Return each line of the listing that contains the string "wrong".

Source data:
==*==

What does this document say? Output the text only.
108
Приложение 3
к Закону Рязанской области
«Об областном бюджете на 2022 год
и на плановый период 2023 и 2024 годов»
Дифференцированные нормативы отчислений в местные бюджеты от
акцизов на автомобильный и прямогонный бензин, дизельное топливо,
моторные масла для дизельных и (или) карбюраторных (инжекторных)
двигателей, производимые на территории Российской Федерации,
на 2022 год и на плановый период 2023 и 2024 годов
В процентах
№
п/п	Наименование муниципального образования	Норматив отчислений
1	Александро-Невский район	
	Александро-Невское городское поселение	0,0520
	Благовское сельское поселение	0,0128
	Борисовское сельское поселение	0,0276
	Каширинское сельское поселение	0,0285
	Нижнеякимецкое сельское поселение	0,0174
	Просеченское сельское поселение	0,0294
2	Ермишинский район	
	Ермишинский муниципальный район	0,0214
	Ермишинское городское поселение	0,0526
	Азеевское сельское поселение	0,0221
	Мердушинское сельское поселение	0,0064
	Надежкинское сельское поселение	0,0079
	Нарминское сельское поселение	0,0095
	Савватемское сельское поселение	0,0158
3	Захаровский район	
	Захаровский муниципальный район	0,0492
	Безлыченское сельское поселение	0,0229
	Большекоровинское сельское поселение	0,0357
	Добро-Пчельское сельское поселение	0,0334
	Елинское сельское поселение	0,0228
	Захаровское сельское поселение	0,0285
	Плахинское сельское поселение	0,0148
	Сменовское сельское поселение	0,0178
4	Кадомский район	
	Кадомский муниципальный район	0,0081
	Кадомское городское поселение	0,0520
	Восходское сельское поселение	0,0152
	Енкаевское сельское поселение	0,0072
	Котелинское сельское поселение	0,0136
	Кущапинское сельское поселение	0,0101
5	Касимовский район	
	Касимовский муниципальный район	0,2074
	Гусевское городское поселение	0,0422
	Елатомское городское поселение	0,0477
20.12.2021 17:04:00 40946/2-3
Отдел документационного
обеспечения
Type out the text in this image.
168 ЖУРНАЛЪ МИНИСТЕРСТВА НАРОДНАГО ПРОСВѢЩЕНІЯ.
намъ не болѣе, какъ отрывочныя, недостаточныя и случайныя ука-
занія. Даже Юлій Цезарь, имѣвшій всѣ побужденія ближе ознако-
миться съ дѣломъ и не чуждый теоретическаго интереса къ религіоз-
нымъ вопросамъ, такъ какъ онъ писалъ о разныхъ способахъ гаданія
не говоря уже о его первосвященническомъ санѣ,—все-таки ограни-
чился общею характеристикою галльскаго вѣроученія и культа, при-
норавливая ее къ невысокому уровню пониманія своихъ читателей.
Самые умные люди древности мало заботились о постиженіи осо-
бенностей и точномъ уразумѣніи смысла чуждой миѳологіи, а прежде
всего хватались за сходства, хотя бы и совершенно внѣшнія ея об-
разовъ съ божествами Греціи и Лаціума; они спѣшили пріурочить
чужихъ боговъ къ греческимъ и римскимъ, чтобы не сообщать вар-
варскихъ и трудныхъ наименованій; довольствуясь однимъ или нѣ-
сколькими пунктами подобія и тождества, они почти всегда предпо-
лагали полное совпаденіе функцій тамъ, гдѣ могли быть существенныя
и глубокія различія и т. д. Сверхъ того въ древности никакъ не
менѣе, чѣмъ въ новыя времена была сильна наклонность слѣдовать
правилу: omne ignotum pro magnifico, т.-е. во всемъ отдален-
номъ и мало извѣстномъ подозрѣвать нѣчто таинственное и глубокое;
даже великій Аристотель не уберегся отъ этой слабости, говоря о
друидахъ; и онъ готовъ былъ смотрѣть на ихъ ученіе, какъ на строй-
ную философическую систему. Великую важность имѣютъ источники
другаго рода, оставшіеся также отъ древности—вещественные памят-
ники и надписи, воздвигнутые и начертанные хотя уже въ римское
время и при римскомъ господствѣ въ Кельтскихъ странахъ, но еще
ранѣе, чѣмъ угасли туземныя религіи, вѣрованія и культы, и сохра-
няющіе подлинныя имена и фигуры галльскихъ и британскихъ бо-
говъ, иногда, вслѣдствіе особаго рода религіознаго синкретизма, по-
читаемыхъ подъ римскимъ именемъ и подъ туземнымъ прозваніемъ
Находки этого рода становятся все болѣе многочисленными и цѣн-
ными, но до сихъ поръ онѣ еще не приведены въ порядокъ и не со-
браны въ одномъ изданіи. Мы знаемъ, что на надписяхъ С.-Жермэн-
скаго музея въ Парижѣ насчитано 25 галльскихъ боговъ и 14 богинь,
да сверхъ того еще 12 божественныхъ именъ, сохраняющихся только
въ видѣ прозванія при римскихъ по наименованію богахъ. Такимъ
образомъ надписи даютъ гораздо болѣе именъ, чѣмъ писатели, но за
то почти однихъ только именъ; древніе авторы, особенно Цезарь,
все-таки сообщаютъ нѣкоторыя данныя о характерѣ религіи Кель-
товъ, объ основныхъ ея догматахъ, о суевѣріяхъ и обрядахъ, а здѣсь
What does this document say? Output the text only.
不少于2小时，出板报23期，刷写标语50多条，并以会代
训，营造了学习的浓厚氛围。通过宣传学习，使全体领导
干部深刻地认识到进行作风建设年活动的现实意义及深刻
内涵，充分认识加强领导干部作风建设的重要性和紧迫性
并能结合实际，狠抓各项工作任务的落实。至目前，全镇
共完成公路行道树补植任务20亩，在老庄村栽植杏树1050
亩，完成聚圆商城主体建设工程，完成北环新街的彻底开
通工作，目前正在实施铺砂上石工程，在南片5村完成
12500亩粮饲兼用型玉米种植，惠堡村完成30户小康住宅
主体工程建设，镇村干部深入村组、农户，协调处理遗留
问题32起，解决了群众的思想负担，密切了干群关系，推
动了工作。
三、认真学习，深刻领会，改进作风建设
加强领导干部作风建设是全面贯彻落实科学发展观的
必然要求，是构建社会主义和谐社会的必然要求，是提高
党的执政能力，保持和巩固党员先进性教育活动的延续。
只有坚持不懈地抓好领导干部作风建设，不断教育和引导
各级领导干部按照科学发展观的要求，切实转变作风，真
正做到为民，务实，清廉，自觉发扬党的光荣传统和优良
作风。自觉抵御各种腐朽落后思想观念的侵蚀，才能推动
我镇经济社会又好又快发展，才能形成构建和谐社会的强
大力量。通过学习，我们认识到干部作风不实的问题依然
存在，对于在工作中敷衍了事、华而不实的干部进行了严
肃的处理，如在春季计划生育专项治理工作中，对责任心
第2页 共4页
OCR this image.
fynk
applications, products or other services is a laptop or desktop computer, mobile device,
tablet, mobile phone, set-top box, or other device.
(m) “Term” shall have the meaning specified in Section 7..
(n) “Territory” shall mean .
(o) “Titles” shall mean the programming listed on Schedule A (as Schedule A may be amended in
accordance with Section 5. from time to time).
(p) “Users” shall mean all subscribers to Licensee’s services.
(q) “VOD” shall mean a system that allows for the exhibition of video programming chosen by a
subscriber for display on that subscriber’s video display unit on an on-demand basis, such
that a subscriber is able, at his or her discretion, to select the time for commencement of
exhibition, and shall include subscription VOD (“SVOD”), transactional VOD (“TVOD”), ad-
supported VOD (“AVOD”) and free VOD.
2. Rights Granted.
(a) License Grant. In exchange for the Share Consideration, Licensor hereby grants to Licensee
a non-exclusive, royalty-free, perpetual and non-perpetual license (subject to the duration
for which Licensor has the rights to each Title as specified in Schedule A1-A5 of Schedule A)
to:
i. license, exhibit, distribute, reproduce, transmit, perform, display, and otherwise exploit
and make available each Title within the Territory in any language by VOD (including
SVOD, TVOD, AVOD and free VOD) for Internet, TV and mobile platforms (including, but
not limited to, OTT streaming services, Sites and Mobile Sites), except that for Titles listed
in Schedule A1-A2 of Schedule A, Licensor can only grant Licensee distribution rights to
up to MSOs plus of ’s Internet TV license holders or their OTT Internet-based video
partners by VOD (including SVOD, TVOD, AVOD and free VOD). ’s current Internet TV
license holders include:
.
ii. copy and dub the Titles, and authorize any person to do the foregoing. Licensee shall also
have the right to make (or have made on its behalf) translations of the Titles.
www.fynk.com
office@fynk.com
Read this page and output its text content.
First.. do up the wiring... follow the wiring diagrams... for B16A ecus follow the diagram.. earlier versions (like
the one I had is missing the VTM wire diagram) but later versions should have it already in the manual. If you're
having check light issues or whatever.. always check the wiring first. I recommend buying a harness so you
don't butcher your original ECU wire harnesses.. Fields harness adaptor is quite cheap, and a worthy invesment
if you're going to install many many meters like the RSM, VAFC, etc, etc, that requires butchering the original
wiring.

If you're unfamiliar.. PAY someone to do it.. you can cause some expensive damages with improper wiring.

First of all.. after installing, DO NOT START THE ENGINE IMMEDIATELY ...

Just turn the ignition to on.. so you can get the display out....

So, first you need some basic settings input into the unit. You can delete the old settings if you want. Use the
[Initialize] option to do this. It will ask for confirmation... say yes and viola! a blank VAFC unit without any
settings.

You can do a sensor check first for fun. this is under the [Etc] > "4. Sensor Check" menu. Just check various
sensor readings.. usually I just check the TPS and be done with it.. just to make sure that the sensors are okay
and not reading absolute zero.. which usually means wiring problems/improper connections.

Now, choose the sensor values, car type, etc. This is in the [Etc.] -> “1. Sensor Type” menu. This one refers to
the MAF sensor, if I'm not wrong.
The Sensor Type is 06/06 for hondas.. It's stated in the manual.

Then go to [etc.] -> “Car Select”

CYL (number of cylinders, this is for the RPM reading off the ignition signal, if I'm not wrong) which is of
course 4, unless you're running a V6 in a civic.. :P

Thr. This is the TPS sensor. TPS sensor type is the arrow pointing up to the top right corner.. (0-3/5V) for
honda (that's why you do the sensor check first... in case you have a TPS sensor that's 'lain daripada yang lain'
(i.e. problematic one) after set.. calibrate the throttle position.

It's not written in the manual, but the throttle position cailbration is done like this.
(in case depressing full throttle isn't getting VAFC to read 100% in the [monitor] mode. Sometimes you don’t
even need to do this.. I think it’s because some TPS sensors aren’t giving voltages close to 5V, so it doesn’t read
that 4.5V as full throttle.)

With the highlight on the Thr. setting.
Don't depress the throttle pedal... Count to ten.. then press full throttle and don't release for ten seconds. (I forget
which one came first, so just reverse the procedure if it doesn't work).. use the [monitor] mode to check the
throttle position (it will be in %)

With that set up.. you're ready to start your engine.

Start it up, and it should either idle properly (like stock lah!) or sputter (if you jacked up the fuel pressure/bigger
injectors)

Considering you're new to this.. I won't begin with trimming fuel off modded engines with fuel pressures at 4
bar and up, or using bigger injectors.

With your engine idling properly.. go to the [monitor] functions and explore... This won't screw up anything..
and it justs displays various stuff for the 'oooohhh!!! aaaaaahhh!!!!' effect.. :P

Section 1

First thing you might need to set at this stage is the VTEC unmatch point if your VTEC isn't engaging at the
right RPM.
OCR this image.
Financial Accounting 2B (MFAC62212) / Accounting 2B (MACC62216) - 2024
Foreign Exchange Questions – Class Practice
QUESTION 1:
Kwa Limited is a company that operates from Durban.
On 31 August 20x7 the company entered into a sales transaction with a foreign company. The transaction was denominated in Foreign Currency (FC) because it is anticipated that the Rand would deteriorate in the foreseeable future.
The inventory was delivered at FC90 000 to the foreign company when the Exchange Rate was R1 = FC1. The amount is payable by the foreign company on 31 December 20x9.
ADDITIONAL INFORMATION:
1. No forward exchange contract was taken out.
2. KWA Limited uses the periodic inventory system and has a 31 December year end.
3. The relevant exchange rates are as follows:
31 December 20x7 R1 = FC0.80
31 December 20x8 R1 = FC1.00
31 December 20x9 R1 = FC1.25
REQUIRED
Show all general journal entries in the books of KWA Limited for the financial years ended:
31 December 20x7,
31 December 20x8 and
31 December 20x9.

==*==

Finished answer:
the MAF sensor, if I'm not wrong.
CYL (number of cylinders, this is for the RPM reading off the ignition signal, if I'm not wrong) which is of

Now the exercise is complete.